__Requirement__. Scan the data below and pick out the lines containing the word "color".

__Supplied information__.
=-=-=

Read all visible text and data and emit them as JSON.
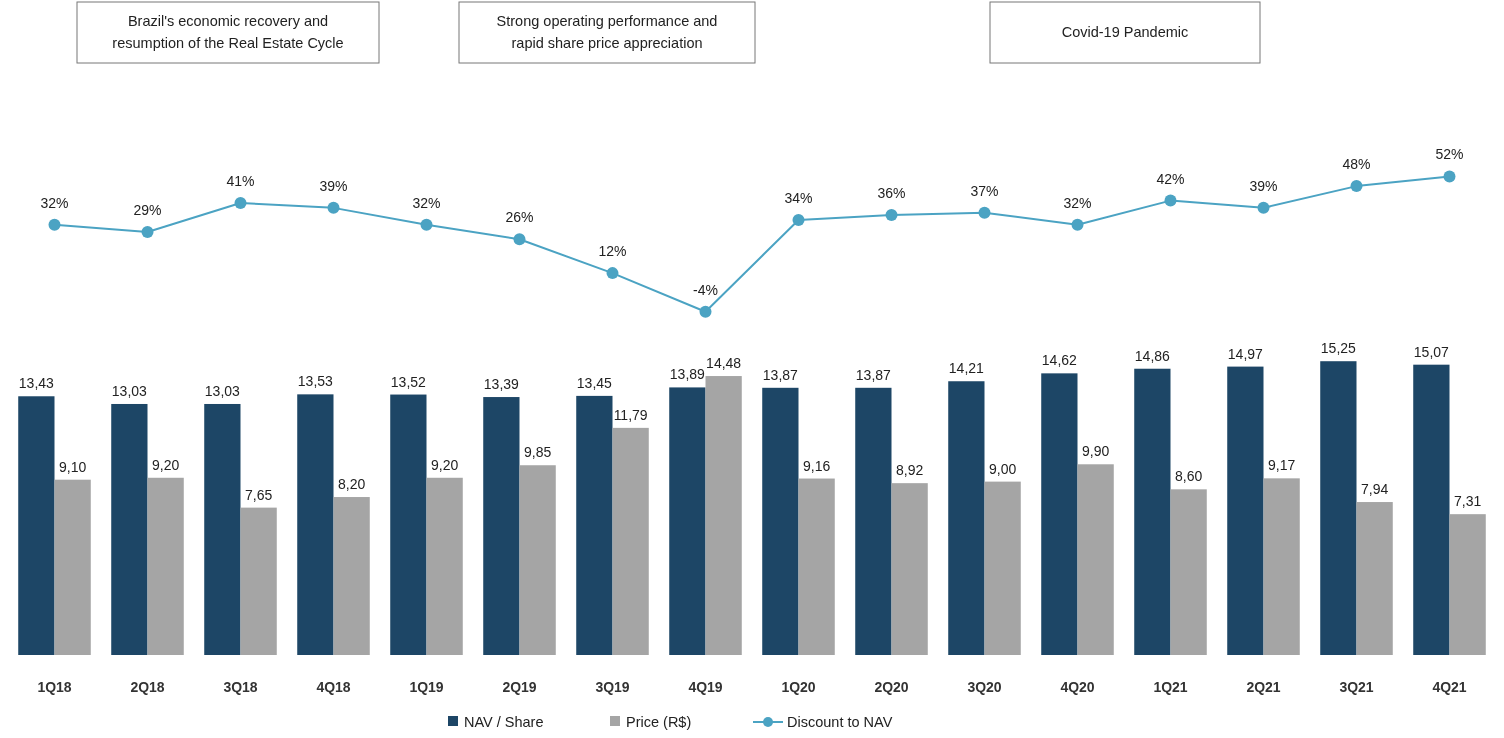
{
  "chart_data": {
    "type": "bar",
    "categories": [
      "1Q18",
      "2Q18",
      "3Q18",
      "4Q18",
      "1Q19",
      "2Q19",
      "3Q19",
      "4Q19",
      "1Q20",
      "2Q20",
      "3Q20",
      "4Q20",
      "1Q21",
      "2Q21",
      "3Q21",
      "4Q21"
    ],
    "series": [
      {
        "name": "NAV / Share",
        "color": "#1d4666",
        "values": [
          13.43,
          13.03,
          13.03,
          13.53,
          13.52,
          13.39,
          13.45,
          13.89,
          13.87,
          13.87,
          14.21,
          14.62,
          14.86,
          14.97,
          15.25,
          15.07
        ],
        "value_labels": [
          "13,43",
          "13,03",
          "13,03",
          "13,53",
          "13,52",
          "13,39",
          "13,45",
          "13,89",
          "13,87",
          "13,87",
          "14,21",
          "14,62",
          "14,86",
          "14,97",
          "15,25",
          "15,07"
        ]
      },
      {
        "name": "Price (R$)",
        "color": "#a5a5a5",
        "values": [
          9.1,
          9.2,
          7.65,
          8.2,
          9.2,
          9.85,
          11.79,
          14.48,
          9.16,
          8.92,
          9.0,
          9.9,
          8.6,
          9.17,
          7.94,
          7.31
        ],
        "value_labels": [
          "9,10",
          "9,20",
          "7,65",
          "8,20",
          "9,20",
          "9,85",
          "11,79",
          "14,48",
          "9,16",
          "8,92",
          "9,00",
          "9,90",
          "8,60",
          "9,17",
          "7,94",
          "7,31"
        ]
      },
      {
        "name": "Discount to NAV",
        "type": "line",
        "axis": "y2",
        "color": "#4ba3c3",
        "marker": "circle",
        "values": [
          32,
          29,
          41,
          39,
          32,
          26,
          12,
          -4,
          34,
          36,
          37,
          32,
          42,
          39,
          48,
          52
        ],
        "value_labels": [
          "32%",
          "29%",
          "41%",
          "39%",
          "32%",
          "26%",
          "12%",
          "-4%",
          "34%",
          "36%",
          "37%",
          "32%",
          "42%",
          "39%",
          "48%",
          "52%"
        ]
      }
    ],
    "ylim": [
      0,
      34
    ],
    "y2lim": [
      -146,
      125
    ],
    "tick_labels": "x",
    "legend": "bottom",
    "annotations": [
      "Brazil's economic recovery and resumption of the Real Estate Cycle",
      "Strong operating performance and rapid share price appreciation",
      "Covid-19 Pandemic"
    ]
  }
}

=-=-=

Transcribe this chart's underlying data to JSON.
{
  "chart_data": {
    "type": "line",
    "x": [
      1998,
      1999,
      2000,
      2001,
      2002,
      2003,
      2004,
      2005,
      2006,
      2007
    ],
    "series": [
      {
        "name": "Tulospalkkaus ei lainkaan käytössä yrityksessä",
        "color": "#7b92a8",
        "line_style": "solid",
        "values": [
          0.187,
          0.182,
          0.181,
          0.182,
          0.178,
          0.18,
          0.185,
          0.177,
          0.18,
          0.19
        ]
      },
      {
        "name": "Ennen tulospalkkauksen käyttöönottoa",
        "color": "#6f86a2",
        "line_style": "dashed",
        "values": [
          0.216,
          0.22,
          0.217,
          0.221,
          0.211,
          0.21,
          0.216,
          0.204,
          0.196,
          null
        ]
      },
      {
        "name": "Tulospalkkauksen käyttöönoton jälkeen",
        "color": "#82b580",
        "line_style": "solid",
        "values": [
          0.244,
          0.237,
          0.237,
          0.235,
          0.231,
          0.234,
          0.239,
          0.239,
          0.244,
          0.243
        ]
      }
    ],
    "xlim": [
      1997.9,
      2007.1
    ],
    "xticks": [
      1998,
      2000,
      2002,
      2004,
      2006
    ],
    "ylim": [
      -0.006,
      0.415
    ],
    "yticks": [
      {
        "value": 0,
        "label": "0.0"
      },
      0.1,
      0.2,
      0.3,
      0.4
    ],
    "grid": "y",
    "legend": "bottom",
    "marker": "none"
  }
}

=-=-=

__Problem solution__.
        "color": "#1d4666",
        "color": "#a5a5a5",
        "color": "#4ba3c3",
        "color": "#7b92a8",
        "color": "#6f86a2",
        "color": "#82b580",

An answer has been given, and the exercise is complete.